Data tied to figure images:
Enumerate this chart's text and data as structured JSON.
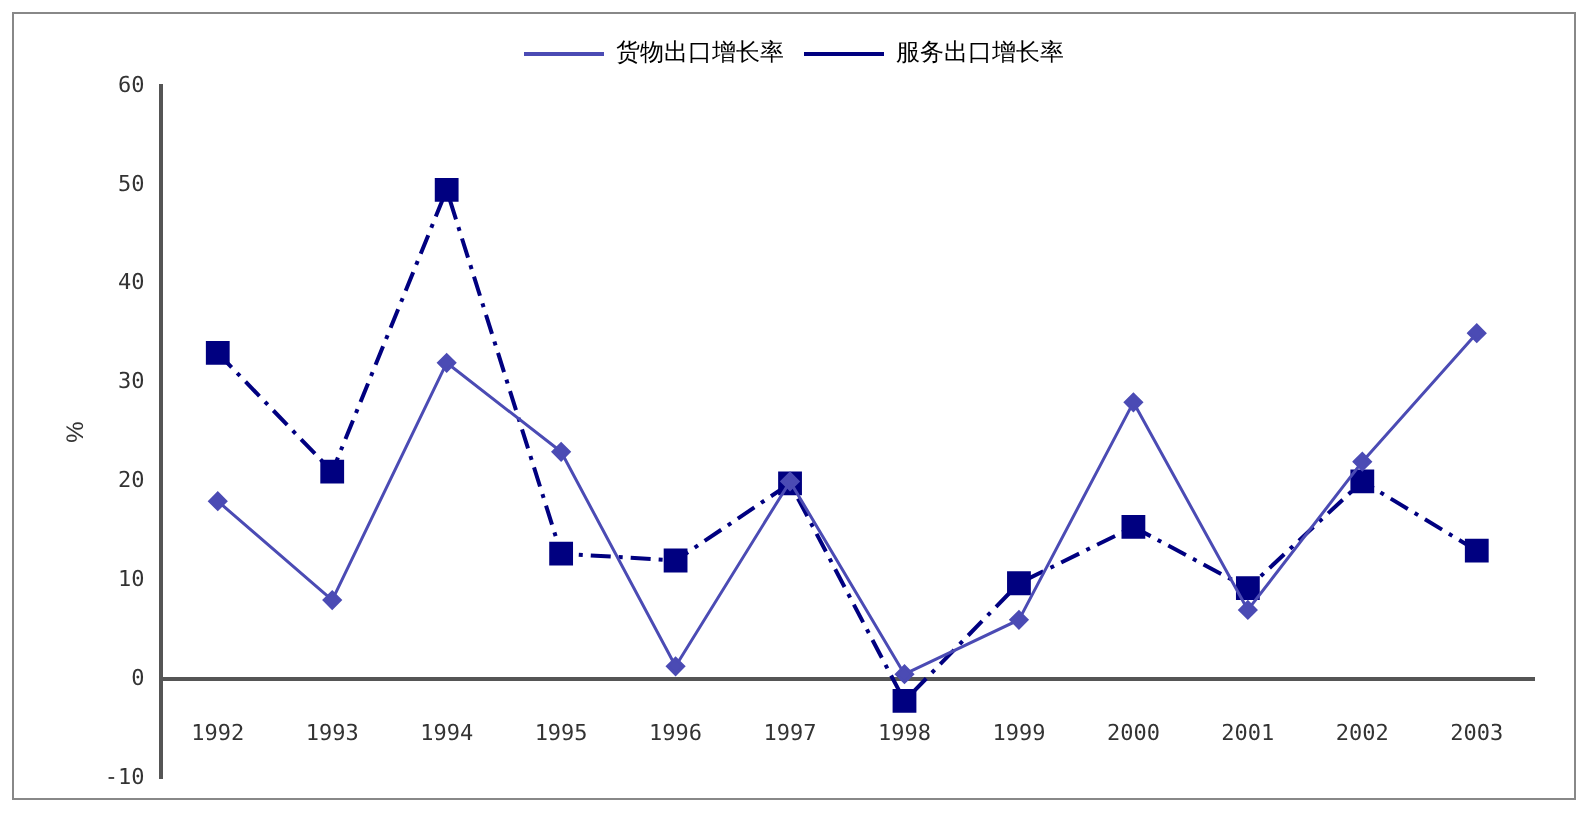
{
  "chart_data": {
    "type": "line",
    "ylabel": "%",
    "categories": [
      "1992",
      "1993",
      "1994",
      "1995",
      "1996",
      "1997",
      "1998",
      "1999",
      "2000",
      "2001",
      "2002",
      "2003"
    ],
    "series": [
      {
        "name": "货物出口增长率",
        "color": "#4b4bb4",
        "marker": "diamond",
        "line_style": "solid",
        "values": [
          18,
          8,
          32,
          23,
          1.3,
          20,
          0.5,
          6,
          28,
          7,
          22,
          35
        ]
      },
      {
        "name": "服务出口增长率",
        "color": "#000080",
        "marker": "square",
        "line_style": "dashed",
        "values": [
          33,
          21,
          49.5,
          12.7,
          12,
          19.8,
          -2.2,
          9.7,
          15.4,
          9.2,
          20,
          13
        ]
      }
    ],
    "ylim": [
      -10,
      60
    ],
    "yticks": [
      -10,
      0,
      10,
      20,
      30,
      40,
      50,
      60
    ],
    "grid": false,
    "legend": "top"
  }
}
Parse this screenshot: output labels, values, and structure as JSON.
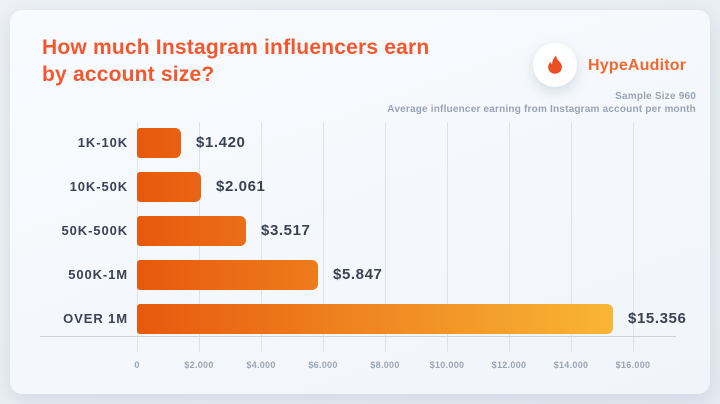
{
  "page": {
    "background": "#eaeef4",
    "card_background": "#f5f8fc"
  },
  "header": {
    "title_line1": "How much Instagram influencers earn",
    "title_line2": "by account size?",
    "title_color": "#f2572e"
  },
  "brand": {
    "name": "HypeAuditor",
    "icon": "flame-icon",
    "text_color": "#f3682c",
    "flame_color": "#e94f22"
  },
  "meta": {
    "sample_size": "Sample Size 960",
    "subtitle": "Average influencer earning from Instagram account per month"
  },
  "chart_data": {
    "type": "bar",
    "orientation": "horizontal",
    "title": "How much Instagram influencers earn by account size?",
    "categories": [
      "1K-10K",
      "10K-50K",
      "50K-500K",
      "500K-1M",
      "OVER 1M"
    ],
    "values": [
      1420,
      2061,
      3517,
      5847,
      15356
    ],
    "value_labels": [
      "$1.420",
      "$2.061",
      "$3.517",
      "$5.847",
      "$15.356"
    ],
    "xlim": [
      0,
      16000
    ],
    "x_ticks": [
      0,
      2000,
      4000,
      6000,
      8000,
      10000,
      12000,
      14000,
      16000
    ],
    "x_tick_labels": [
      "0",
      "$2.000",
      "$4.000",
      "$6.000",
      "$8.000",
      "$10.000",
      "$12.000",
      "$14.000",
      "$16.000"
    ],
    "grid": true,
    "legend": false,
    "bar_gradient_start": "#e7590e",
    "bar_gradient_end": "#f9ba37",
    "gridline_color": "#dde3eb",
    "axis_color": "#c9d2dd",
    "label_color": "#3a4254",
    "tick_color": "#99a5b5"
  }
}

EXERCISE DETAILS: Output each line exactly; omit every picture.

SOLUTION:
Enumerate this chart's text and data as structured JSON.
{
  "chart_data": {
    "type": "line",
    "ylabel": "%",
    "categories": [
      "1992",
      "1993",
      "1994",
      "1995",
      "1996",
      "1997",
      "1998",
      "1999",
      "2000",
      "2001",
      "2002",
      "2003"
    ],
    "series": [
      {
        "name": "货物出口增长率",
        "color": "#4b4bb4",
        "marker": "diamond",
        "line_style": "solid",
        "values": [
          18,
          8,
          32,
          23,
          1.3,
          20,
          0.5,
          6,
          28,
          7,
          22,
          35
        ]
      },
      {
        "name": "服务出口增长率",
        "color": "#000080",
        "marker": "square",
        "line_style": "dashed",
        "values": [
          33,
          21,
          49.5,
          12.7,
          12,
          19.8,
          -2.2,
          9.7,
          15.4,
          9.2,
          20,
          13
        ]
      }
    ],
    "ylim": [
      -10,
      60
    ],
    "yticks": [
      -10,
      0,
      10,
      20,
      30,
      40,
      50,
      60
    ],
    "grid": false,
    "legend": "top"
  }
}
Parse this screenshot: output labels, values, and structure as JSON.
{
  "page": {
    "background": "#eaeef4",
    "card_background": "#f5f8fc"
  },
  "header": {
    "title_line1": "How much Instagram influencers earn",
    "title_line2": "by account size?",
    "title_color": "#f2572e"
  },
  "brand": {
    "name": "HypeAuditor",
    "icon": "flame-icon",
    "text_color": "#f3682c",
    "flame_color": "#e94f22"
  },
  "meta": {
    "sample_size": "Sample Size 960",
    "subtitle": "Average influencer earning from Instagram account per month"
  },
  "chart_data": {
    "type": "bar",
    "orientation": "horizontal",
    "title": "How much Instagram influencers earn by account size?",
    "categories": [
      "1K-10K",
      "10K-50K",
      "50K-500K",
      "500K-1M",
      "OVER 1M"
    ],
    "values": [
      1420,
      2061,
      3517,
      5847,
      15356
    ],
    "value_labels": [
      "$1.420",
      "$2.061",
      "$3.517",
      "$5.847",
      "$15.356"
    ],
    "xlim": [
      0,
      16000
    ],
    "x_ticks": [
      0,
      2000,
      4000,
      6000,
      8000,
      10000,
      12000,
      14000,
      16000
    ],
    "x_tick_labels": [
      "0",
      "$2.000",
      "$4.000",
      "$6.000",
      "$8.000",
      "$10.000",
      "$12.000",
      "$14.000",
      "$16.000"
    ],
    "grid": true,
    "legend": false,
    "bar_gradient_start": "#e7590e",
    "bar_gradient_end": "#f9ba37",
    "gridline_color": "#dde3eb",
    "axis_color": "#c9d2dd",
    "label_color": "#3a4254",
    "tick_color": "#99a5b5"
  }
}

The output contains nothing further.